_Task to complete_. All of the data below should be written out exactly.

══ Input material ══

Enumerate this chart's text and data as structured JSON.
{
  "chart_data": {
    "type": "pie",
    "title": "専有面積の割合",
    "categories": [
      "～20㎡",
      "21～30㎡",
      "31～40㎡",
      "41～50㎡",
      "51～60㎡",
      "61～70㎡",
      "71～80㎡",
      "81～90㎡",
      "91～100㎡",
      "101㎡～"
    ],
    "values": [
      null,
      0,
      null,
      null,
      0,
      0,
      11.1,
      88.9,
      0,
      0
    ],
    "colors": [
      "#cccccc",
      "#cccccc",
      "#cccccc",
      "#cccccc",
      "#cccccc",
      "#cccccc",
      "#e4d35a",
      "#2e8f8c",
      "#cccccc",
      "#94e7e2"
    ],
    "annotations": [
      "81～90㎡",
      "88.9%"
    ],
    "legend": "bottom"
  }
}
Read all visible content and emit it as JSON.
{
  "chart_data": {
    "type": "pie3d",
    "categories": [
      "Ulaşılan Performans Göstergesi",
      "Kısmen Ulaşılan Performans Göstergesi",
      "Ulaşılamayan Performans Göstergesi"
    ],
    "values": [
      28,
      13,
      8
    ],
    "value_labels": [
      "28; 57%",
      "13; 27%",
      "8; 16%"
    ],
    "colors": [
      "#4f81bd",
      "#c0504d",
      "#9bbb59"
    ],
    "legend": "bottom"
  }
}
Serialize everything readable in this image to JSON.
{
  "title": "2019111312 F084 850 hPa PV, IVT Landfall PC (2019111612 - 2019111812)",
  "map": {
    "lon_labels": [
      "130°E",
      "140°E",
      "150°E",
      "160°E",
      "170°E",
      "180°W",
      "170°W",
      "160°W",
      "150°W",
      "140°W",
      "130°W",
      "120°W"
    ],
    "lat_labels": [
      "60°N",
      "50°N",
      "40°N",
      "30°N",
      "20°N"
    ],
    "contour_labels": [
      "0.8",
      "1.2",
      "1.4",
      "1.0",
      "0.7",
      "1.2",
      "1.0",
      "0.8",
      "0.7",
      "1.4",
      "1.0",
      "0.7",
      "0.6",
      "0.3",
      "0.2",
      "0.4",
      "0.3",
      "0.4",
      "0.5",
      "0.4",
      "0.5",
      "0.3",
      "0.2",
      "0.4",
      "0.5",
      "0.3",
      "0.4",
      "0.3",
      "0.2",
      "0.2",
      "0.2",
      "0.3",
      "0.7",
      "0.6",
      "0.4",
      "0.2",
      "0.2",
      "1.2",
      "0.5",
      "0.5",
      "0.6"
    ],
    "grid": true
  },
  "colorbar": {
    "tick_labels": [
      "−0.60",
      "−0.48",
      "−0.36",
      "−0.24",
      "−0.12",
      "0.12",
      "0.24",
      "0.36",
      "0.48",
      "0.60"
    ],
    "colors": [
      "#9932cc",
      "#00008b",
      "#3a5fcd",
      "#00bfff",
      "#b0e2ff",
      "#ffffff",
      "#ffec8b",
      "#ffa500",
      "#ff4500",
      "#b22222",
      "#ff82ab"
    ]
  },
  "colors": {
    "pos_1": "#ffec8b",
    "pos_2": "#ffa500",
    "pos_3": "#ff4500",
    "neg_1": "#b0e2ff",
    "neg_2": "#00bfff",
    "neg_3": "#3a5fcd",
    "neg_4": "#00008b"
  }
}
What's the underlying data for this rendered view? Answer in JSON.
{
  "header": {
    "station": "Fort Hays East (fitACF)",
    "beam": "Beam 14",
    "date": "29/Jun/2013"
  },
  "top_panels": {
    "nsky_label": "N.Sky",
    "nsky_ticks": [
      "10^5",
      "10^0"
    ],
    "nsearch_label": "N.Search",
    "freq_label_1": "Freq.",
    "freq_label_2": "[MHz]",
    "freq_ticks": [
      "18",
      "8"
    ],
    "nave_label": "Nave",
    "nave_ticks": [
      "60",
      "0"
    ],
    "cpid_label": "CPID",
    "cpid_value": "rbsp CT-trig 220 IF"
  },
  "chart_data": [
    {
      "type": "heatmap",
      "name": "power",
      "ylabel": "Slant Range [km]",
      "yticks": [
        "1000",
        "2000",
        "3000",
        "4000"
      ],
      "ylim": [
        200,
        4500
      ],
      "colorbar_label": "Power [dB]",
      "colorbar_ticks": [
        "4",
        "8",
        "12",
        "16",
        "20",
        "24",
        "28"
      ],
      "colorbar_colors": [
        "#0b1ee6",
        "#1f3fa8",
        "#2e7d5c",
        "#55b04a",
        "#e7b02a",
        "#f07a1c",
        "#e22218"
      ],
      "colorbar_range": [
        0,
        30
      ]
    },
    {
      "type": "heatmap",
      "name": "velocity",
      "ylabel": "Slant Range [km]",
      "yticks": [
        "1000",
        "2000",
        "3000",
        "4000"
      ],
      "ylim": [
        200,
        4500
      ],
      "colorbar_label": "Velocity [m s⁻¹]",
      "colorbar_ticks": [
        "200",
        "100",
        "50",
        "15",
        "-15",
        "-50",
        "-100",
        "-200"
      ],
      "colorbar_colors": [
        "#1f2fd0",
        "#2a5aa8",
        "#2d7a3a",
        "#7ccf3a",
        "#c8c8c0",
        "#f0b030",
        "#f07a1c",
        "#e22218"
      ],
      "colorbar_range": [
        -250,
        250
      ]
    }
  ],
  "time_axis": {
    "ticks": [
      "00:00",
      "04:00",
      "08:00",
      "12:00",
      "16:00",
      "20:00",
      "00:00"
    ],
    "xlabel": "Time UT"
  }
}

═══

_Answer for the task_.
Enumerate this chart's text and data as structured JSON.
{
  "chart_data": {
    "type": "pie",
    "title": "専有面積の割合",
    "categories": [
      "～20㎡",
      "21～30㎡",
      "31～40㎡",
      "41～50㎡",
      "51～60㎡",
      "61～70㎡",
      "71～80㎡",
      "81～90㎡",
      "91～100㎡",
      "101㎡～"
    ],
    "values": [
      null,
      0,
      null,
      null,
      0,
      0,
      11.1,
      88.9,
      0,
      0
    ],
    "colors": [
      "#cccccc",
      "#cccccc",
      "#cccccc",
      "#cccccc",
      "#cccccc",
      "#cccccc",
      "#e4d35a",
      "#2e8f8c",
      "#cccccc",
      "#94e7e2"
    ],
    "annotations": [
      "81～90㎡",
      "88.9%"
    ],
    "legend": "bottom"
  }
}
Read all visible content and emit it as JSON.
{
  "chart_data": {
    "type": "pie3d",
    "categories": [
      "Ulaşılan Performans Göstergesi",
      "Kısmen Ulaşılan Performans Göstergesi",
      "Ulaşılamayan Performans Göstergesi"
    ],
    "values": [
      28,
      13,
      8
    ],
    "value_labels": [
      "28; 57%",
      "13; 27%",
      "8; 16%"
    ],
    "colors": [
      "#4f81bd",
      "#c0504d",
      "#9bbb59"
    ],
    "legend": "bottom"
  }
}
Serialize everything readable in this image to JSON.
{
  "title": "2019111312 F084 850 hPa PV, IVT Landfall PC (2019111612 - 2019111812)",
  "map": {
    "lon_labels": [
      "130°E",
      "140°E",
      "150°E",
      "160°E",
      "170°E",
      "180°W",
      "170°W",
      "160°W",
      "150°W",
      "140°W",
      "130°W",
      "120°W"
    ],
    "lat_labels": [
      "60°N",
      "50°N",
      "40°N",
      "30°N",
      "20°N"
    ],
    "contour_labels": [
      "0.8",
      "1.2",
      "1.4",
      "1.0",
      "0.7",
      "1.2",
      "1.0",
      "0.8",
      "0.7",
      "1.4",
      "1.0",
      "0.7",
      "0.6",
      "0.3",
      "0.2",
      "0.4",
      "0.3",
      "0.4",
      "0.5",
      "0.4",
      "0.5",
      "0.3",
      "0.2",
      "0.4",
      "0.5",
      "0.3",
      "0.4",
      "0.3",
      "0.2",
      "0.2",
      "0.2",
      "0.3",
      "0.7",
      "0.6",
      "0.4",
      "0.2",
      "0.2",
      "1.2",
      "0.5",
      "0.5",
      "0.6"
    ],
    "grid": true
  },
  "colorbar": {
    "tick_labels": [
      "−0.60",
      "−0.48",
      "−0.36",
      "−0.24",
      "−0.12",
      "0.12",
      "0.24",
      "0.36",
      "0.48",
      "0.60"
    ],
    "colors": [
      "#9932cc",
      "#00008b",
      "#3a5fcd",
      "#00bfff",
      "#b0e2ff",
      "#ffffff",
      "#ffec8b",
      "#ffa500",
      "#ff4500",
      "#b22222",
      "#ff82ab"
    ]
  },
  "colors": {
    "pos_1": "#ffec8b",
    "pos_2": "#ffa500",
    "pos_3": "#ff4500",
    "neg_1": "#b0e2ff",
    "neg_2": "#00bfff",
    "neg_3": "#3a5fcd",
    "neg_4": "#00008b"
  }
}
What's the underlying data for this rendered view? Answer in JSON.
{
  "header": {
    "station": "Fort Hays East (fitACF)",
    "beam": "Beam 14",
    "date": "29/Jun/2013"
  },
  "top_panels": {
    "nsky_label": "N.Sky",
    "nsky_ticks": [
      "10^5",
      "10^0"
    ],
    "nsearch_label": "N.Search",
    "freq_label_1": "Freq.",
    "freq_label_2": "[MHz]",
    "freq_ticks": [
      "18",
      "8"
    ],
    "nave_label": "Nave",
    "nave_ticks": [
      "60",
      "0"
    ],
    "cpid_label": "CPID",
    "cpid_value": "rbsp CT-trig 220 IF"
  },
  "chart_data": [
    {
      "type": "heatmap",
      "name": "power",
      "ylabel": "Slant Range [km]",
      "yticks": [
        "1000",
        "2000",
        "3000",
        "4000"
      ],
      "ylim": [
        200,
        4500
      ],
      "colorbar_label": "Power [dB]",
      "colorbar_ticks": [
        "4",
        "8",
        "12",
        "16",
        "20",
        "24",
        "28"
      ],
      "colorbar_colors": [
        "#0b1ee6",
        "#1f3fa8",
        "#2e7d5c",
        "#55b04a",
        "#e7b02a",
        "#f07a1c",
        "#e22218"
      ],
      "colorbar_range": [
        0,
        30
      ]
    },
    {
      "type": "heatmap",
      "name": "velocity",
      "ylabel": "Slant Range [km]",
      "yticks": [
        "1000",
        "2000",
        "3000",
        "4000"
      ],
      "ylim": [
        200,
        4500
      ],
      "colorbar_label": "Velocity [m s⁻¹]",
      "colorbar_ticks": [
        "200",
        "100",
        "50",
        "15",
        "-15",
        "-50",
        "-100",
        "-200"
      ],
      "colorbar_colors": [
        "#1f2fd0",
        "#2a5aa8",
        "#2d7a3a",
        "#7ccf3a",
        "#c8c8c0",
        "#f0b030",
        "#f07a1c",
        "#e22218"
      ],
      "colorbar_range": [
        -250,
        250
      ]
    }
  ],
  "time_axis": {
    "ticks": [
      "00:00",
      "04:00",
      "08:00",
      "12:00",
      "16:00",
      "20:00",
      "00:00"
    ],
    "xlabel": "Time UT"
  }
}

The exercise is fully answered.